§ **Given task**
Below are the records. List every line holding the word "Hike".

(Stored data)
-------------------------
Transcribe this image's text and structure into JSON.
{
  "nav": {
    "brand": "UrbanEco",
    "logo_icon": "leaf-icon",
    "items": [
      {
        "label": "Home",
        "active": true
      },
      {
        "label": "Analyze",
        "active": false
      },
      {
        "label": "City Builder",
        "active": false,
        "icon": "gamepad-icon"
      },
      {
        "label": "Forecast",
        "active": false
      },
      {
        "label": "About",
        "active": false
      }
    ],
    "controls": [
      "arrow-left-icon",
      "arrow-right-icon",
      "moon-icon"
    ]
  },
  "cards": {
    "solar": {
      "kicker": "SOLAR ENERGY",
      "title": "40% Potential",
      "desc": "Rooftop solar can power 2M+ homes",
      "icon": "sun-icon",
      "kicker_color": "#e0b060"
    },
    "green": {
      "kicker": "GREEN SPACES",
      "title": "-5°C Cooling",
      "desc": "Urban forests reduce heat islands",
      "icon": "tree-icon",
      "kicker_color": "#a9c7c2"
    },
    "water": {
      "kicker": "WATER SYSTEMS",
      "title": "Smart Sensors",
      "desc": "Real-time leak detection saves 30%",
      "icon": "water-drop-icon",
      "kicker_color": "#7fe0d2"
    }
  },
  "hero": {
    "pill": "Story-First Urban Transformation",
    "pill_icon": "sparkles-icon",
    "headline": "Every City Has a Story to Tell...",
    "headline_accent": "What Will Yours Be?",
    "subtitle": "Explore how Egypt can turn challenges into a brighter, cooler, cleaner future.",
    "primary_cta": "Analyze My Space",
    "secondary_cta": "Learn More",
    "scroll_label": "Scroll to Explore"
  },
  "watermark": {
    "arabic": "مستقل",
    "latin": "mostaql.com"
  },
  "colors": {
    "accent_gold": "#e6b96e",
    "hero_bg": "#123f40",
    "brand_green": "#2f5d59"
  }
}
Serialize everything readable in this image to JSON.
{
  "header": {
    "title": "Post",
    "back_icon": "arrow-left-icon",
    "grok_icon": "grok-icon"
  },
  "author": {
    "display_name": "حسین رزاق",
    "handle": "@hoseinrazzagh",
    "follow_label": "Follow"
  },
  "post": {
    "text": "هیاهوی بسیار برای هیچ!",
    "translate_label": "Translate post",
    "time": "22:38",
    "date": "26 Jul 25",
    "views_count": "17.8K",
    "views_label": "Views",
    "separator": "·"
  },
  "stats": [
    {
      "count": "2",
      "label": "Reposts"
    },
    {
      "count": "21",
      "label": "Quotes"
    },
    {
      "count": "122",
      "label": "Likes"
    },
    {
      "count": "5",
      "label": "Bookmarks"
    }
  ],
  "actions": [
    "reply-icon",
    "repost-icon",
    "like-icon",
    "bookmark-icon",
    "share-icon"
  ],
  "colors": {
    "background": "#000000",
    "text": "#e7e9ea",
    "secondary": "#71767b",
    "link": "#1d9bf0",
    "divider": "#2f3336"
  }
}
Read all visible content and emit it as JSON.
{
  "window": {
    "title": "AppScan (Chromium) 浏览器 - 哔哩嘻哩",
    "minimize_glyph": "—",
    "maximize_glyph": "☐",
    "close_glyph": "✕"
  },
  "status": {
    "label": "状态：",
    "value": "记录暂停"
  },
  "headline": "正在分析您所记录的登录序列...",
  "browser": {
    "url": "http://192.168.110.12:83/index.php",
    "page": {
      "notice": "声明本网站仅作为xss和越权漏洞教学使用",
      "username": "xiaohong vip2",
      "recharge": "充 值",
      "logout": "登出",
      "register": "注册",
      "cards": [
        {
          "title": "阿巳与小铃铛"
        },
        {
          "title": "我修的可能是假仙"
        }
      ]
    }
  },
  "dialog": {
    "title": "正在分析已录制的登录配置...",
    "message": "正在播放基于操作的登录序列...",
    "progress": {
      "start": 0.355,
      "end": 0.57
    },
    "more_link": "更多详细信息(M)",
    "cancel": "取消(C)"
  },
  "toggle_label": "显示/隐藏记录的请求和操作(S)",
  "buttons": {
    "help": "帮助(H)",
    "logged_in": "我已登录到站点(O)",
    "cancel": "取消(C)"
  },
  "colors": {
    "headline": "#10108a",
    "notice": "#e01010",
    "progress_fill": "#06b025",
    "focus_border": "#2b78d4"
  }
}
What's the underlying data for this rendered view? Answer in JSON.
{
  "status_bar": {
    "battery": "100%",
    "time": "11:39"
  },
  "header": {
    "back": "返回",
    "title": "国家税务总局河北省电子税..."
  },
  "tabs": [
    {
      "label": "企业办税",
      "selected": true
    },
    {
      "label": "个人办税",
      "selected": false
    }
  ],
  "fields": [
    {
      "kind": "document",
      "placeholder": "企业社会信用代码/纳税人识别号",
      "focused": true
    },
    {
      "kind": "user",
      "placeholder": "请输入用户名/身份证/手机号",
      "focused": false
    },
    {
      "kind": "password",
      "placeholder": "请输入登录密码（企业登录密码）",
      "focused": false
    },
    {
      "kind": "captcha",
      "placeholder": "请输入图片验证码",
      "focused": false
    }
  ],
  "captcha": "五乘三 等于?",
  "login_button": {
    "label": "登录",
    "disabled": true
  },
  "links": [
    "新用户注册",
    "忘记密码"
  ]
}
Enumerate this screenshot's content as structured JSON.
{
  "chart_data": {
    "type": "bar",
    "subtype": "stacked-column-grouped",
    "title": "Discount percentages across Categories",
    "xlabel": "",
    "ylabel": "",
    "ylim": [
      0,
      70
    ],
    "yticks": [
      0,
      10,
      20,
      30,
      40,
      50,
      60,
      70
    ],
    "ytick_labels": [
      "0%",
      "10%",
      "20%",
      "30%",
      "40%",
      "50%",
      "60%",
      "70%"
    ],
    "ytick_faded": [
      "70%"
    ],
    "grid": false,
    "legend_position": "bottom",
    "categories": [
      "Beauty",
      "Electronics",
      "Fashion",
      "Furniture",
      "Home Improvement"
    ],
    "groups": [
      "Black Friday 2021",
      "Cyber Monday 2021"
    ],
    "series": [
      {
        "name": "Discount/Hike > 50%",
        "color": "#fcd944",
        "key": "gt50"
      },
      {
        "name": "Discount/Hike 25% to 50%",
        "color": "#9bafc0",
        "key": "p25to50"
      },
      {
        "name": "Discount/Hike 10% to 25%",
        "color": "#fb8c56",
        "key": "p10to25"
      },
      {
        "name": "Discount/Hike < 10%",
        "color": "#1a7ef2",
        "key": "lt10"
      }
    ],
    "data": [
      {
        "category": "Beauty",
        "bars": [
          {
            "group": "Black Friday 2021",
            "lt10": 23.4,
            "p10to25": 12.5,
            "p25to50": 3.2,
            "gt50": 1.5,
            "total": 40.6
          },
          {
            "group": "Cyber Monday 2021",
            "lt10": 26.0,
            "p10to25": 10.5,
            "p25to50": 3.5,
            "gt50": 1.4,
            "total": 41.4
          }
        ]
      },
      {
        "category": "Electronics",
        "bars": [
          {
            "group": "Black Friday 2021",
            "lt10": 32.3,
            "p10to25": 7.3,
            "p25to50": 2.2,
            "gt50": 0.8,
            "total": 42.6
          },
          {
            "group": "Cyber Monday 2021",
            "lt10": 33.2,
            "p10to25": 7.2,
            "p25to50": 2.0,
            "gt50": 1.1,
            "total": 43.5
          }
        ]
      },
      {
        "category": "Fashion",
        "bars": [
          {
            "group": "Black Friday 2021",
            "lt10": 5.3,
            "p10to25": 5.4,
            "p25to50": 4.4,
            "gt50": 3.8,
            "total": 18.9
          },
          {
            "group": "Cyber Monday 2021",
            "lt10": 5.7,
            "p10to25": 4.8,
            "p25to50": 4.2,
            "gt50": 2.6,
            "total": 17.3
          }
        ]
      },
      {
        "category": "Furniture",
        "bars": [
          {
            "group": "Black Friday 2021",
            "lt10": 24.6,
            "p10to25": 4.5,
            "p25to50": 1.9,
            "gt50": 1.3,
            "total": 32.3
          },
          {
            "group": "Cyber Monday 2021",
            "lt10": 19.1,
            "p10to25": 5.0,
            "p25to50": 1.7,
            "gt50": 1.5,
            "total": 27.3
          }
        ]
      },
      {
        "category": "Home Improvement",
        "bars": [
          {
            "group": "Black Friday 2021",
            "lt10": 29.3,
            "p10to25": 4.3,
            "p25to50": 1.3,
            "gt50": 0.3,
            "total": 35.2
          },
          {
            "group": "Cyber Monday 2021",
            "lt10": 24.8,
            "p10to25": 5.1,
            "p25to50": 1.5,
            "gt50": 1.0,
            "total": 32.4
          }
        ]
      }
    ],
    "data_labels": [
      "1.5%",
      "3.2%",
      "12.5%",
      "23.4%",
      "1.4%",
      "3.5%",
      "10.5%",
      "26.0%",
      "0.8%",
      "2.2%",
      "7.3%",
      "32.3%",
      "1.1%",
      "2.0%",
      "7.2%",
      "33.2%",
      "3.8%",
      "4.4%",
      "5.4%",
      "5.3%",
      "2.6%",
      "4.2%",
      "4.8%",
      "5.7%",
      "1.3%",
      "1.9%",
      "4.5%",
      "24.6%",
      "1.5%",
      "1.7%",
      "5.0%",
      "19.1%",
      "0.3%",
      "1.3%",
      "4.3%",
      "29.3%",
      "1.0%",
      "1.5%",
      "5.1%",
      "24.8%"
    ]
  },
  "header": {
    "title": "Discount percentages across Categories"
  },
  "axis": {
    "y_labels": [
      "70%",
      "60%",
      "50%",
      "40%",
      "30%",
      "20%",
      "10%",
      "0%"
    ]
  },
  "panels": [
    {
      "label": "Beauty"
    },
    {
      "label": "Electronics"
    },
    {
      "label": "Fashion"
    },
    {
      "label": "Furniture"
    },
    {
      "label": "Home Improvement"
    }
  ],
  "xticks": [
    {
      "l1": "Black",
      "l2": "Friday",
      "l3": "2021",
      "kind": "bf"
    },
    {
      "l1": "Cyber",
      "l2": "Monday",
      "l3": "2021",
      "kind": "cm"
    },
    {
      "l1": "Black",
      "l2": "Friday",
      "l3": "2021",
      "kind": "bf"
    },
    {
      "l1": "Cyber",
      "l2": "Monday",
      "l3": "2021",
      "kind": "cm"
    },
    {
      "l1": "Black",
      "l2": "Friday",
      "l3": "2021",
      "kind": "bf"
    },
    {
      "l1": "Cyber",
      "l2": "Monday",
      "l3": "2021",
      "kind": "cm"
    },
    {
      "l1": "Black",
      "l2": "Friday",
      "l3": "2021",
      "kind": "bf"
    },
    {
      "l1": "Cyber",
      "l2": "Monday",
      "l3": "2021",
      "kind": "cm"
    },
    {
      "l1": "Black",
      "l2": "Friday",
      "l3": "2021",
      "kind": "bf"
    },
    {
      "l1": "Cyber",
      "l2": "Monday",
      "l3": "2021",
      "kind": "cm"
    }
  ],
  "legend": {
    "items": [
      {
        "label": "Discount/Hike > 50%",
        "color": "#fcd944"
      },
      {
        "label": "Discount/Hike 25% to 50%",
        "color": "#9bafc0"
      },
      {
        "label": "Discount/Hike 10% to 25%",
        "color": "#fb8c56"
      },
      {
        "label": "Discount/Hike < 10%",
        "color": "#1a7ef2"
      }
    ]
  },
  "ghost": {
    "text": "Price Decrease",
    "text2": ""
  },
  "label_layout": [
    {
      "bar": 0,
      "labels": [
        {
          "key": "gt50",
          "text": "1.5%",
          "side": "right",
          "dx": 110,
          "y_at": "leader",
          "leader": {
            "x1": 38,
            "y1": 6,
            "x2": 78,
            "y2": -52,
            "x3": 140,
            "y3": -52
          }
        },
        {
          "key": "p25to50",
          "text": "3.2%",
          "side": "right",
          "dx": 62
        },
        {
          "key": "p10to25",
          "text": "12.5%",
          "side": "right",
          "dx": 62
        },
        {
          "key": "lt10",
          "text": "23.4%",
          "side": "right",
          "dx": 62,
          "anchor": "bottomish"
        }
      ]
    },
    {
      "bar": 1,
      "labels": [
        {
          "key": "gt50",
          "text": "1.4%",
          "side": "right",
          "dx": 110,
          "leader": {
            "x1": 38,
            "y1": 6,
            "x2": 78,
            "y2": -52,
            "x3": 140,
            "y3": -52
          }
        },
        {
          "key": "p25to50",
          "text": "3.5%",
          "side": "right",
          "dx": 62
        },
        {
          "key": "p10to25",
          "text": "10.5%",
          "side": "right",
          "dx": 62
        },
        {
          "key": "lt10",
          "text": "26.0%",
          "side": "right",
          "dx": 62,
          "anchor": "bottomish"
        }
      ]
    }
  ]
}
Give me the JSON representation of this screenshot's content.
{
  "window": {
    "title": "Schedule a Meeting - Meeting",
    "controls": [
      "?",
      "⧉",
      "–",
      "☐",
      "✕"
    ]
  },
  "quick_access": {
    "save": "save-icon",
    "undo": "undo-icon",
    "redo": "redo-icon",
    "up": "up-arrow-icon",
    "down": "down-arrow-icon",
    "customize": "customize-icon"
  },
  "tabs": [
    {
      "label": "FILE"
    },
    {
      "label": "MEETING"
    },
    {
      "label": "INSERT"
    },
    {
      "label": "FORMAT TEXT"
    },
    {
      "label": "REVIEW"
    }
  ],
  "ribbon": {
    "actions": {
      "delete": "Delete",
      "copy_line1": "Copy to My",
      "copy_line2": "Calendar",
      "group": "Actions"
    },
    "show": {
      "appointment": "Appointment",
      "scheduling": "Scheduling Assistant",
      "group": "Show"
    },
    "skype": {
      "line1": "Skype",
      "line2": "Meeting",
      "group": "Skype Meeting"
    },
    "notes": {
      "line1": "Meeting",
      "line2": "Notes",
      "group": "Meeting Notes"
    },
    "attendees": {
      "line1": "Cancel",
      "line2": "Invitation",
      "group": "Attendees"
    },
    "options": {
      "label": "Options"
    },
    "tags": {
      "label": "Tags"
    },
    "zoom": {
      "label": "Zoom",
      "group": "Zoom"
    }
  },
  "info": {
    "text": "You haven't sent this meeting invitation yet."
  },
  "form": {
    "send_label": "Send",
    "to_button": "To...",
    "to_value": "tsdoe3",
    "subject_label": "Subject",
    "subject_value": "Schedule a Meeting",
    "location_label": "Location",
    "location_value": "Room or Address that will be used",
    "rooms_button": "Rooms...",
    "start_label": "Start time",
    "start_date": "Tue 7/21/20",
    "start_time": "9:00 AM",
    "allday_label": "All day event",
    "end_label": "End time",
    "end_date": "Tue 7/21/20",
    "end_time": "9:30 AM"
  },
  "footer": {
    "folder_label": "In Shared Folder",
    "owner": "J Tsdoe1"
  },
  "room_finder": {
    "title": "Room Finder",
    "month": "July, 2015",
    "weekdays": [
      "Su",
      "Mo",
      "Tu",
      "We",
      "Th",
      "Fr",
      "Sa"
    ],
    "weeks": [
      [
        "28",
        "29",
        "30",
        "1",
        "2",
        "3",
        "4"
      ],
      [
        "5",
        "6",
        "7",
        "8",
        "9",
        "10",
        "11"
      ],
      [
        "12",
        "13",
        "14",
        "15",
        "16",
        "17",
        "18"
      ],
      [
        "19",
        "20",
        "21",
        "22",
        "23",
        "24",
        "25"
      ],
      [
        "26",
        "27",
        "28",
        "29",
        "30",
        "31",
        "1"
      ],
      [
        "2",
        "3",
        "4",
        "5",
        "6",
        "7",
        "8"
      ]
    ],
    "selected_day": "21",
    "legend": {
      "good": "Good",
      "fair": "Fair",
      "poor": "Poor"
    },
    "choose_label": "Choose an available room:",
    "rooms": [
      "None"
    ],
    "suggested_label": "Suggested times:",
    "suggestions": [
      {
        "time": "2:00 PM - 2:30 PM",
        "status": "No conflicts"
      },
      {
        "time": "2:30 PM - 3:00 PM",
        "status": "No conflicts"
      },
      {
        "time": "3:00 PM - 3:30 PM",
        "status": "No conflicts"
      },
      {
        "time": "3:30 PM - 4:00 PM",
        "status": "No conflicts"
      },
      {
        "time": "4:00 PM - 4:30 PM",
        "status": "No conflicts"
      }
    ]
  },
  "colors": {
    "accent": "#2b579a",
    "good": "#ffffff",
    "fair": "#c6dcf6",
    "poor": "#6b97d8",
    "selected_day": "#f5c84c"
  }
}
-------------------------
§ **Solution for this problem**
        "name": "Discount/Hike > 50%",
        "name": "Discount/Hike 25% to 50%",
        "name": "Discount/Hike 10% to 25%",
        "name": "Discount/Hike < 10%",
        "label": "Discount/Hike > 50%",
        "label": "Discount/Hike 25% to 50%",
        "label": "Discount/Hike 10% to 25%",
        "label": "Discount/Hike < 10%",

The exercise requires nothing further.